(Extracted data entries)
□ □ □ □ □

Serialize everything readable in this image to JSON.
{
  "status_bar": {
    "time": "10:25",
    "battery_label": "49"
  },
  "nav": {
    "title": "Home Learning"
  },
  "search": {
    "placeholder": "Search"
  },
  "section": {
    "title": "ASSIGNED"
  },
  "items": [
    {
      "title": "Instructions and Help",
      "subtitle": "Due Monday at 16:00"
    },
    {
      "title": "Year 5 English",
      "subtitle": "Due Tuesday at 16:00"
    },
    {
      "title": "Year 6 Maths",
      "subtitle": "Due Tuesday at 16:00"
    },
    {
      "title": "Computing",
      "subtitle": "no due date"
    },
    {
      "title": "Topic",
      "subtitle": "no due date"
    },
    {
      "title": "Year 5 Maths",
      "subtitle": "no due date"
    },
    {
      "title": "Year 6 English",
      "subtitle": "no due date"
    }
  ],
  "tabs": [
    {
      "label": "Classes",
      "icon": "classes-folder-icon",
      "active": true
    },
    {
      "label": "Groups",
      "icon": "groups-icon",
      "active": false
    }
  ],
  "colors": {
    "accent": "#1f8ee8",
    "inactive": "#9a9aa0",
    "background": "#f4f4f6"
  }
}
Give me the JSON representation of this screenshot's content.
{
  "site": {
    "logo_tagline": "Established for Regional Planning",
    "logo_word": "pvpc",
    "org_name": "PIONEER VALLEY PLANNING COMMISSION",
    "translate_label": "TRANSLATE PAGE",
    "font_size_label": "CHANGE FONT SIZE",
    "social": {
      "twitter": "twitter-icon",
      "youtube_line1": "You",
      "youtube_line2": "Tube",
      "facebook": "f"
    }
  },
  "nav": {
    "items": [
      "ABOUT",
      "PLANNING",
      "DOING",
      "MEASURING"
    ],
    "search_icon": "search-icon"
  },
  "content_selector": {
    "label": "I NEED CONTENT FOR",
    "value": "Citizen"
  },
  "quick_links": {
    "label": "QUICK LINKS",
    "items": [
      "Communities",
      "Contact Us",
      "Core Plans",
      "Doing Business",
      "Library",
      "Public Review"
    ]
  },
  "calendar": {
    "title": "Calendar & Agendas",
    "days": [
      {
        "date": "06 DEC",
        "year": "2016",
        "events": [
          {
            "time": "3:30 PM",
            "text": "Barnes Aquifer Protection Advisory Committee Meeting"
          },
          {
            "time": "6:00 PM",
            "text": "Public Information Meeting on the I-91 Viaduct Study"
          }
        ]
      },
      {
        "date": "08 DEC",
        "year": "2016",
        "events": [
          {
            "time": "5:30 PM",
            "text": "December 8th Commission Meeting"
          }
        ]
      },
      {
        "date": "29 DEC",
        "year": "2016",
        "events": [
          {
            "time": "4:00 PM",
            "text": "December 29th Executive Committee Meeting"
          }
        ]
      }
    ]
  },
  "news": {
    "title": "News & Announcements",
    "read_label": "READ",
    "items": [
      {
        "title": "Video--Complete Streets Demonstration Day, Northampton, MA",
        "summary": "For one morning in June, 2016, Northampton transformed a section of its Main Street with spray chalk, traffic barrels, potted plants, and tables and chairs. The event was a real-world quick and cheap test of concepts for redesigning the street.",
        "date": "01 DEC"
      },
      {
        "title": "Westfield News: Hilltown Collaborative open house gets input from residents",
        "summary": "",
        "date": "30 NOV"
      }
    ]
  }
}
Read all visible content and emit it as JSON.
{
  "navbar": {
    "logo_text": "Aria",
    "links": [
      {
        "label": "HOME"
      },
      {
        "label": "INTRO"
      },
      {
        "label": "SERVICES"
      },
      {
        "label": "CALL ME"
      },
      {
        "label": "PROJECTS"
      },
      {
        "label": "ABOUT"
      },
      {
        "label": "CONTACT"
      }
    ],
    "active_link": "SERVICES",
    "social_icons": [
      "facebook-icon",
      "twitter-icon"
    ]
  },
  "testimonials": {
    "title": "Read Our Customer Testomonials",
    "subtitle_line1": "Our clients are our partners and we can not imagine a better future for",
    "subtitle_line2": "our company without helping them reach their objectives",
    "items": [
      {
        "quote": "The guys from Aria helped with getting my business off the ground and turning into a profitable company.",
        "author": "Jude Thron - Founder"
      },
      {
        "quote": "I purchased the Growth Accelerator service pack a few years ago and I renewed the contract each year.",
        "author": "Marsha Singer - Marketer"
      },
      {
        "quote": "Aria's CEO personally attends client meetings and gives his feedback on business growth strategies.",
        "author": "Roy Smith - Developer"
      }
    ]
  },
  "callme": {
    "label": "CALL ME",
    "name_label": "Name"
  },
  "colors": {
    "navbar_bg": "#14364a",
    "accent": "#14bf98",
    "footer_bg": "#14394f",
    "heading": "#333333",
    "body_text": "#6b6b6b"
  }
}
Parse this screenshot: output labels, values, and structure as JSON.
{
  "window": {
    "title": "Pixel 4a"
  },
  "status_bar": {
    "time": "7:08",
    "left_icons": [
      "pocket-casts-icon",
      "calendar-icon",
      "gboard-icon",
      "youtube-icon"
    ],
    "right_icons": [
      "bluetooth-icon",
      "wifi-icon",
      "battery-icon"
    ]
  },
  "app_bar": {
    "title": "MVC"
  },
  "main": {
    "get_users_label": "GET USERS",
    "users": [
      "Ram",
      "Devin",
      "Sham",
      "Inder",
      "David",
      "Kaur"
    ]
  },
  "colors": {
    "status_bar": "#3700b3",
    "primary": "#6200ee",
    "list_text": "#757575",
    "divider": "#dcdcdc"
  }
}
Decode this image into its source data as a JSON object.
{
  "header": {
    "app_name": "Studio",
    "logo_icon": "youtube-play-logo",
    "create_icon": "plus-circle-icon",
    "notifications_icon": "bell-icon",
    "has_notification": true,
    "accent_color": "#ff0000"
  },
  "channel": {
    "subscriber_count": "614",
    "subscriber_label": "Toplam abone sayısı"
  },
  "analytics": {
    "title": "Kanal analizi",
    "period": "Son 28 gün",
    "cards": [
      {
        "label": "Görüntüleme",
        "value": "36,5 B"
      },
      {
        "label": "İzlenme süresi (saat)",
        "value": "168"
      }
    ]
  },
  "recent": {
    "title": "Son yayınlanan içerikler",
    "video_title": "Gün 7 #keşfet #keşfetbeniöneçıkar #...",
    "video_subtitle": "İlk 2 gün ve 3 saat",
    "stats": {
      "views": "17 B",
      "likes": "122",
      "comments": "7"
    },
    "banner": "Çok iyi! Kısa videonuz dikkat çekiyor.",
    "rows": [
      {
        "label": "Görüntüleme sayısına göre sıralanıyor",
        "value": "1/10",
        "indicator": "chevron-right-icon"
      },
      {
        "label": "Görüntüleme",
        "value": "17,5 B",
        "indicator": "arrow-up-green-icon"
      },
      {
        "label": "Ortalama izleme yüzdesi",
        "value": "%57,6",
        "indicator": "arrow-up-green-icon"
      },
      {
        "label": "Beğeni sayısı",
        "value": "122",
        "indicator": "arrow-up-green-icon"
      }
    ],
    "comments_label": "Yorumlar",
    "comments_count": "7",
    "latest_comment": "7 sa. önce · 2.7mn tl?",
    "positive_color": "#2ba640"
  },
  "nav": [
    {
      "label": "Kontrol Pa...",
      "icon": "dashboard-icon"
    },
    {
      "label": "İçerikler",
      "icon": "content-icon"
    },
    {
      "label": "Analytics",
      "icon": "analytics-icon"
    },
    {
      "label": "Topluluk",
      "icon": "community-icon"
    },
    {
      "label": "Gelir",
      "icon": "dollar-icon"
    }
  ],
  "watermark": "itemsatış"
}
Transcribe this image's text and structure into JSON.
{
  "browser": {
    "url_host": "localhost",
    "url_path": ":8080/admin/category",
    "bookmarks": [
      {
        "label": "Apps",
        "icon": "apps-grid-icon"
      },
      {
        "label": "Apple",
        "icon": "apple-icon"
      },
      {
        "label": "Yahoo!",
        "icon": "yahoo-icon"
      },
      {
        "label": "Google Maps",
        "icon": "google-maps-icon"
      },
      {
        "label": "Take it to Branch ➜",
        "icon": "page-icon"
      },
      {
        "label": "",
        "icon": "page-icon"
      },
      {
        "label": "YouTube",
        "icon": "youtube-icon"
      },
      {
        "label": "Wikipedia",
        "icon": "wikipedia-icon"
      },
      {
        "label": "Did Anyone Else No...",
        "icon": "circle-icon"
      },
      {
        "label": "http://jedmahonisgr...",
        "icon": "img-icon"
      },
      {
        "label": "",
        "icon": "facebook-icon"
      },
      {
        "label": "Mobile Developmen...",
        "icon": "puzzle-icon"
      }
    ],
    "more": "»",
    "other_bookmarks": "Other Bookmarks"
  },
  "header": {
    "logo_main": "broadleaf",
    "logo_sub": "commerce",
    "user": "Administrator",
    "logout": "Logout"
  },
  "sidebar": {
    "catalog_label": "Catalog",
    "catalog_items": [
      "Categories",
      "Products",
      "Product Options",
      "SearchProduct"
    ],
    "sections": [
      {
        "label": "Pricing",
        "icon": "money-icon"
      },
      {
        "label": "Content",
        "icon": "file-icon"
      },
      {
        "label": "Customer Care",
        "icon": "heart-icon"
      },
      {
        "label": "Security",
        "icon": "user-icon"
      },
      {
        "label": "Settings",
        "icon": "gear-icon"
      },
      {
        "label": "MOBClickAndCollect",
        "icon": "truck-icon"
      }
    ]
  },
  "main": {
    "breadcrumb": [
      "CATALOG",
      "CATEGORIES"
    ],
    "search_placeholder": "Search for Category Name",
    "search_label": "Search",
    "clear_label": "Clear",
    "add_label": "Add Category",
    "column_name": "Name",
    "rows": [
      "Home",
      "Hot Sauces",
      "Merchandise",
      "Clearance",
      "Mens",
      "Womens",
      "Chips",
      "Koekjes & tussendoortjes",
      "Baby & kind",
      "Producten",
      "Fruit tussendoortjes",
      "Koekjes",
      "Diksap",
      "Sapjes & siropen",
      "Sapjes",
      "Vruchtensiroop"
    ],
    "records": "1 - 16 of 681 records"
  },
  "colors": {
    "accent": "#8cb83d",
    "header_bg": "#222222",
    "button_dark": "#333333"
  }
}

□ □ □ □ □

■ What the task requires ■
Filter the entries down to the lines containing "author". Copy each of those lines.

■ Solution for this exercise ■
        "author": "Jude Thron - Founder"
        "author": "Marsha Singer - Marketer"
        "author": "Roy Smith - Developer"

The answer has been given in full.